▶ **GOAL**: Locate each line of the material that contains "about", then return it.

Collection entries
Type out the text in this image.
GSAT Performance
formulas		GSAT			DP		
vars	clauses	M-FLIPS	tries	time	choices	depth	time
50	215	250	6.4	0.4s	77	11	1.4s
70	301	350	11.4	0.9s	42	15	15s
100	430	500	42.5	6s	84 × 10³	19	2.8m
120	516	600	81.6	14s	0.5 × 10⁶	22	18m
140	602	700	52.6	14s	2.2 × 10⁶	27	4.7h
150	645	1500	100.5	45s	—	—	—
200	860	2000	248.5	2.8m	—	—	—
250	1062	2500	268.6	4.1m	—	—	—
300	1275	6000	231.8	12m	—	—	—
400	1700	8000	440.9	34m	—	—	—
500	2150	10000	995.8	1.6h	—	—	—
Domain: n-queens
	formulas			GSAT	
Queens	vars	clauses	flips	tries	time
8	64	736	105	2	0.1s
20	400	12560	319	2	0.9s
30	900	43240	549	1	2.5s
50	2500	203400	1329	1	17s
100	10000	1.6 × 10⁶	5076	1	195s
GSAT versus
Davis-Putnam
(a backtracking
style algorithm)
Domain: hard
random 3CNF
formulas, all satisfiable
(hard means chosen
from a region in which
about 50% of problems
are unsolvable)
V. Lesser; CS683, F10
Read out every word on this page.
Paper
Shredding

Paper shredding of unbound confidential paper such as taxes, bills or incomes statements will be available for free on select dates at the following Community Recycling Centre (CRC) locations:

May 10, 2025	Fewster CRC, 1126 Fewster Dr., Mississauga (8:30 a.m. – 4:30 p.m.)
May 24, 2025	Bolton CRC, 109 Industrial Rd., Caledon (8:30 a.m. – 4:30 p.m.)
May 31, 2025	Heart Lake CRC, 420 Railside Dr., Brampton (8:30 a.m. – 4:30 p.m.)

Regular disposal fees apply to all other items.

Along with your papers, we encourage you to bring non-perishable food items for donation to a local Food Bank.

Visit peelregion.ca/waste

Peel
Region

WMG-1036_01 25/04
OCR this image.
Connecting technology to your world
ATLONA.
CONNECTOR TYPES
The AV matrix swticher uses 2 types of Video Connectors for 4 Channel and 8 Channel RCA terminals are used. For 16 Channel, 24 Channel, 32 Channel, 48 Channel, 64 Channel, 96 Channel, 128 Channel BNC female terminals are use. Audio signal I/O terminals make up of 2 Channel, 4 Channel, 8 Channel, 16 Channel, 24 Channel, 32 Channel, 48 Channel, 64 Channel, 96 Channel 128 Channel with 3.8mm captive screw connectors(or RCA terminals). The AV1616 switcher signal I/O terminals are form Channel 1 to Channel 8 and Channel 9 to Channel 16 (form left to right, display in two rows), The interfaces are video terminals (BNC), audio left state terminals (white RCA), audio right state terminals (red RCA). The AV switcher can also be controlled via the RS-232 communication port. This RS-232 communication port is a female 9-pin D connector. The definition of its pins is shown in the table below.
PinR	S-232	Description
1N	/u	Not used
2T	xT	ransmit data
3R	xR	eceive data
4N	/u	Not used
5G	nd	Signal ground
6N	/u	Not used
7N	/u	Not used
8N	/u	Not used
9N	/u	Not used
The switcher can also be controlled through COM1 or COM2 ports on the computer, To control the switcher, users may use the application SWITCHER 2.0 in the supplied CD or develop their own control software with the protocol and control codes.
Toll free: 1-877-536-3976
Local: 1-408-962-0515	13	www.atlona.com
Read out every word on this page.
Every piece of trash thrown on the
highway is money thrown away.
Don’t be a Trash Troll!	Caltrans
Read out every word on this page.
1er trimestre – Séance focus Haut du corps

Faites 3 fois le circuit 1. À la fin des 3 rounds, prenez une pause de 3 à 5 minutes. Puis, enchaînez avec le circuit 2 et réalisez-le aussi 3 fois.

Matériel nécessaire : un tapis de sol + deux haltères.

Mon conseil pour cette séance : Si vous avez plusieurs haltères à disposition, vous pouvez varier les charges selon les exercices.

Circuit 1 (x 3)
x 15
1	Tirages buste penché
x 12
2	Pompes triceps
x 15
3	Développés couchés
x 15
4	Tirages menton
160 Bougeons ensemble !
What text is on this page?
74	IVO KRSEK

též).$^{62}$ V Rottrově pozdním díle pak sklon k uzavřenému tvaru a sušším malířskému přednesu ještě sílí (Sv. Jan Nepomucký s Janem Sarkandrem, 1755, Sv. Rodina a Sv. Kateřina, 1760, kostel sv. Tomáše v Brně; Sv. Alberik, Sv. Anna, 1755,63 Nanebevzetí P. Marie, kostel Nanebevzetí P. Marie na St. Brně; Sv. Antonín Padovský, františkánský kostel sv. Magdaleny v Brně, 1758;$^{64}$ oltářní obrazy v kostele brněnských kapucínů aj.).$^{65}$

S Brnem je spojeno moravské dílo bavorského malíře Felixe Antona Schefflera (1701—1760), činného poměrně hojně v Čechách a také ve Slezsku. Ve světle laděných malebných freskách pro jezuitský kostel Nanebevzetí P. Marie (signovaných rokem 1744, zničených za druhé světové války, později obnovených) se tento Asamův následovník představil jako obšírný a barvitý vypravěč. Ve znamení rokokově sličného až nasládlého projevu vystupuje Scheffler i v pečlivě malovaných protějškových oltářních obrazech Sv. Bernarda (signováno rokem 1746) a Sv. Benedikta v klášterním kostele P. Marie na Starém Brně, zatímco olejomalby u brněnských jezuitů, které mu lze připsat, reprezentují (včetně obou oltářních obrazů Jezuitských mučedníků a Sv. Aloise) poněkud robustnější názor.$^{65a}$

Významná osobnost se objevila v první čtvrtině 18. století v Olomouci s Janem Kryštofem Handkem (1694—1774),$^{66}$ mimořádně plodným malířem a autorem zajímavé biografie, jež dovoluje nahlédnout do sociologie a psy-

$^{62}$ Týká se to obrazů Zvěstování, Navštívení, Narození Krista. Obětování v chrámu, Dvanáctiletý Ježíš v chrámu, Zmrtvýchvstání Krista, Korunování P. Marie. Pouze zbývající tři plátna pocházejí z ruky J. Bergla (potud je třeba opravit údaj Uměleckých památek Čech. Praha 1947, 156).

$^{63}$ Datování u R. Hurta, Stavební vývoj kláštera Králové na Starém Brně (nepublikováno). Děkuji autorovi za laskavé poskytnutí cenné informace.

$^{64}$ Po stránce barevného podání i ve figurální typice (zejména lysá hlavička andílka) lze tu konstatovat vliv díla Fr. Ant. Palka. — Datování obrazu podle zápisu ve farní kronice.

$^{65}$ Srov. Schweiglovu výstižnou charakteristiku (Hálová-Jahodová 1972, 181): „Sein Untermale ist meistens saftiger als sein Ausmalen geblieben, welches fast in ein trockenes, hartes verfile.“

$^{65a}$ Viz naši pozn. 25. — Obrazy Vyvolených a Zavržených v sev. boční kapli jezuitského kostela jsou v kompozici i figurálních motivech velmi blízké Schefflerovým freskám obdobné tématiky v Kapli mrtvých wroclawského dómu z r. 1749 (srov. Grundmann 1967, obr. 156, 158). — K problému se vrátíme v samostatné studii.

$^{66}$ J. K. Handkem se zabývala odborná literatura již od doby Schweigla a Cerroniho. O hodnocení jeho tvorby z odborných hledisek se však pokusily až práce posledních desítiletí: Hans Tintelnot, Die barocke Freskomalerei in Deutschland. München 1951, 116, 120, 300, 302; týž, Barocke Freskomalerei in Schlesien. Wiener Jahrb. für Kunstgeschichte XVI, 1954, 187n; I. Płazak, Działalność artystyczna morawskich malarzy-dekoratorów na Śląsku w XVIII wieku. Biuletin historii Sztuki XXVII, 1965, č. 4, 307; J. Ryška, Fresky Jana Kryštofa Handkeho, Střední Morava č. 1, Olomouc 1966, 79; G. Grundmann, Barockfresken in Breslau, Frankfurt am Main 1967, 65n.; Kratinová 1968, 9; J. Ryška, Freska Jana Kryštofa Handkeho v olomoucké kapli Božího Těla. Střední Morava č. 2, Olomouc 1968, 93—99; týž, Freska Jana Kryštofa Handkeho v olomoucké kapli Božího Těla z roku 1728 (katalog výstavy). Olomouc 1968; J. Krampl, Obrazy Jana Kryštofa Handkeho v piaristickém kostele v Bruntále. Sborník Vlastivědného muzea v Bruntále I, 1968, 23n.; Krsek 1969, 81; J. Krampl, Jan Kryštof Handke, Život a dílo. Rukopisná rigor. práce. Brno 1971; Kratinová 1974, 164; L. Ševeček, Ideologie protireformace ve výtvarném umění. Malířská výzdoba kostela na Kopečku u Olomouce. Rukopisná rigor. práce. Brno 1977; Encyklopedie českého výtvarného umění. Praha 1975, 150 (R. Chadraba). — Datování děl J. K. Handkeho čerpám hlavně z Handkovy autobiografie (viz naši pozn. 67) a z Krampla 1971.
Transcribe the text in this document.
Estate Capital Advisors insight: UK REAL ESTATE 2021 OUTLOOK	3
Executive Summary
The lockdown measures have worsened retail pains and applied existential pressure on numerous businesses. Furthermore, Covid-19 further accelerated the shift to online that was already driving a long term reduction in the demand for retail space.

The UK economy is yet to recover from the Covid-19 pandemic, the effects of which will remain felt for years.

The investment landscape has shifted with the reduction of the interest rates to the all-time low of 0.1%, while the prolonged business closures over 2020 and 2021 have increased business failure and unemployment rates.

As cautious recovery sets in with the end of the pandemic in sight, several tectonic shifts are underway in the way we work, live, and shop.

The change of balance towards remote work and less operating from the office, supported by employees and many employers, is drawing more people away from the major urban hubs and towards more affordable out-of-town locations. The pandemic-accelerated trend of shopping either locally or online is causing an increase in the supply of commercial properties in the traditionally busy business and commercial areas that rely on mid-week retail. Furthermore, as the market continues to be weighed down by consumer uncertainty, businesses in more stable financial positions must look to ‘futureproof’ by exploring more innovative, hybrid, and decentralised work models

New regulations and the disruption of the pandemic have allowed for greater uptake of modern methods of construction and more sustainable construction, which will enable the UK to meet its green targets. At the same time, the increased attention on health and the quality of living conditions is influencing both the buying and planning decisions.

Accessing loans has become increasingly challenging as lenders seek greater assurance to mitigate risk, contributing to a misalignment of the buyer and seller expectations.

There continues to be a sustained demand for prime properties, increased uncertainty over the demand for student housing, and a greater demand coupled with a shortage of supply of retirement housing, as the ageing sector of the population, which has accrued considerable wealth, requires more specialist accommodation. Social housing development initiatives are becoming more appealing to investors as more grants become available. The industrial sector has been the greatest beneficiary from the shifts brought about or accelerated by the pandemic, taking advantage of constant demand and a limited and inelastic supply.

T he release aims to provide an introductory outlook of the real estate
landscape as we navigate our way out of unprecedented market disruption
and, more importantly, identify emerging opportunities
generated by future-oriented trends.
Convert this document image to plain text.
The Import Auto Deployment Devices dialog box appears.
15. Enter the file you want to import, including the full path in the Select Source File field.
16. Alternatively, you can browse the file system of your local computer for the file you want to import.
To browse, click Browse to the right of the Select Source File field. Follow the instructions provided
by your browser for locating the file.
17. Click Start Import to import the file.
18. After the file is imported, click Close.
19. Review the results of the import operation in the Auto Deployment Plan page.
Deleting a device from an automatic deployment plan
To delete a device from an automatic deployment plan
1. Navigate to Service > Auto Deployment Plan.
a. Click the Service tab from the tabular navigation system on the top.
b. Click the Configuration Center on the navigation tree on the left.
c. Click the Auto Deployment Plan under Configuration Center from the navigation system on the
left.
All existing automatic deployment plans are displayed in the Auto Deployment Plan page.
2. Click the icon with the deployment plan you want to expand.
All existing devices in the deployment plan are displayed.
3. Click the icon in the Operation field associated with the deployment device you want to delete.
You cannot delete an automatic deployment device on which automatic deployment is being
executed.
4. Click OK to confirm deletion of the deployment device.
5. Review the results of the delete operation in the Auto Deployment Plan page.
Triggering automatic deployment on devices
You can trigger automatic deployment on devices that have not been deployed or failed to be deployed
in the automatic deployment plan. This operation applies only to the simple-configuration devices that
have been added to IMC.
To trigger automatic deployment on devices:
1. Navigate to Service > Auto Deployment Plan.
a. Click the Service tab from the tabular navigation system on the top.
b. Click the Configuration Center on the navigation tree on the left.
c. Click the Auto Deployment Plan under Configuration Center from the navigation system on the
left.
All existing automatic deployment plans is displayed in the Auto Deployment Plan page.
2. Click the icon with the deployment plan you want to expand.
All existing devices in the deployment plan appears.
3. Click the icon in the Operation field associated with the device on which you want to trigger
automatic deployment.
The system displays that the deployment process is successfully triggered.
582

▶ **TASK ANSWER**:
about 50% of problems
There continues to be a sustained demand for prime properties, increased uncertainty over the demand for student housing, and a greater demand coupled with a shortage of supply of retirement housing, as the ageing sector of the population, which has accrued considerable wealth, requires more specialist accommodation. Social housing development initiatives are becoming more appealing to investors as more grants become available. The industrial sector has been the greatest beneficiary from the shifts brought about or accelerated by the pandemic, taking advantage of constant demand and a limited and inelastic supply.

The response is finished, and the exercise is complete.